» Required action 1
Answer these questions about the reflection on Psalm 38:
(a) Which verse is cited for David creating opportunities for his enemies to gain advantage?
(b) Who is quoted in the final paragraph?
(c) According to the quoted verse 9, what lies open before the Lord?
» Required action 2
Rewrite the reflection on Psalm 38 starting with "We see in Psalm" and going on through "David’s true position.", replacing "grieves" with "saddens".

» Given passage
+++++
The unbearable weight of sin

Psalm 38

There is a difference between self-loathing arising from a distorted self-image and carrying the burden of knowing the unresolved harm one has done.  It is possible to feel deep guilt when there is no guilt.  There are however times when one can have done things that we have refused or failed to address.  This can then build up In our mind and become, ‘a burden too heavy to bear.’ v4  It can feel that the more we suppress it the more it affects us, impacting our mood and personality, relationships and functioning, in everyday life.

We see in Psalm 38 that for David consciousness of his sin has not just impacted his relationships with people around him but with the Lord as well.  David is a man who essentially both fears and worships God but he has here committed sin that deeply grieves God and himself.  We can helpfully read this psalm as if it is the experience of someone who has previously not trusted in God but is now burdened down by the weight of his own sense of guilt, convinced by God of his guilt, he is now seeking forgiveness and a relationship with God.  We can do this because much of the language fits that situation but it was not David’s true position.

David experiences God piercing his conscience v2 and this has translated itself into physical and mental symptoms. vv3,8 He concludes this section with, ‘I am feeble and utterly crushed; I groan in anguish of heart.’ v8 At this point he has stopped fighting and admits his situation before the Lord. ‘All my longings lie open before you, Lord; my sighing is not hidden from you.’ v9 There are those who treat the confession of sin as a superficial thing, a quick fix and move on.  David here shows that it can take time for a truly repentant spirit to work through their situation.  His sin has caused a rift between him and his neighbours and friends. v11 He has created opportunities for his enemies to gain advantage. v12 In his prayer life he has found he cannot find words and simply has to be in the presence of God. ‘I have become like one who does not hear, whose mouth can offer no reply.  Lord, I wait for you; you will answer, Lord my God.’ vv14,15

David remains worried that he has enemies that he does not deserve and he reverts to previous complaints to God that people who he has been good to are now falsely blaming him. vv19,20 This reminds us that simply confessing sin and being forgiven by God does not remove all troubles from life.  David is aware of his continuing need to be close to God in his prayer, ‘Lord, do not forsake me; do not be far from me, my God.  Come quickly to help me, my Lord and my Saviour.’ vv21,22

Let us learn to rest in the grace of Christ.  To quote Philip Yancey, ‘Grace means there is nothing we can do to make God love us more . . . and there is nothing we can do to make God love us less.’ (What’s so amazing about grace.)
+++++
(Page segmentation data)
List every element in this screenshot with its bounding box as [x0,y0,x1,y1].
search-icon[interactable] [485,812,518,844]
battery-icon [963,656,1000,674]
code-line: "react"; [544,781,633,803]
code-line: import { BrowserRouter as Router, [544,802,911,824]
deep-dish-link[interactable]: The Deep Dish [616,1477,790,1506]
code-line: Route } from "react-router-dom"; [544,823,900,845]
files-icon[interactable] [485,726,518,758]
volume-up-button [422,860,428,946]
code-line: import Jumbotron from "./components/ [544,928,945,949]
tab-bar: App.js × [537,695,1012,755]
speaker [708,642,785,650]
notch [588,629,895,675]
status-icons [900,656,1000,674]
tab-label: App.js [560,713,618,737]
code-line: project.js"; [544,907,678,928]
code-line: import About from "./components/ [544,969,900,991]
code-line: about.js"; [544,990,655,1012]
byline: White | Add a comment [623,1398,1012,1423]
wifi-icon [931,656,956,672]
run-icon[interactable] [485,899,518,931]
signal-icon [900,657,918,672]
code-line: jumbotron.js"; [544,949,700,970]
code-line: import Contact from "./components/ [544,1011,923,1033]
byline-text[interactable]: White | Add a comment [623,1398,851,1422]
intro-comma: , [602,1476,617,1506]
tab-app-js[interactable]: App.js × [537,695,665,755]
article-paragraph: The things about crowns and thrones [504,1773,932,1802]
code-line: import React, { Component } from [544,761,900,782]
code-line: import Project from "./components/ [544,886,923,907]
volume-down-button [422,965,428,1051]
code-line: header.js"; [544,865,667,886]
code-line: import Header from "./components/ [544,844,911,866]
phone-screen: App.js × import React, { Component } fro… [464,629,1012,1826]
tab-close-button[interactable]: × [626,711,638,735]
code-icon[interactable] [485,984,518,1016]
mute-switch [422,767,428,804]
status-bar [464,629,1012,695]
+++++
» Problem solution 1
(a) Verse 12.
(b) Philip Yancey.
(c) All of David's longings.

» Problem solution 2
We see in Psalm 38 that for David consciousness of his sin has not just impacted his relationships with people around him but with the Lord as well.  David is a man who essentially both fears and worships God but he has here committed sin that deeply saddens God and himself.  We can helpfully read this psalm as if it is the experience of someone who has previously not trusted in God but is now burdened down by the weight of his own sense of guilt, convinced by God of his guilt, he is now seeking forgiveness and a relationship with God.  We can do this because much of the language fits that situation but it was not David’s true position.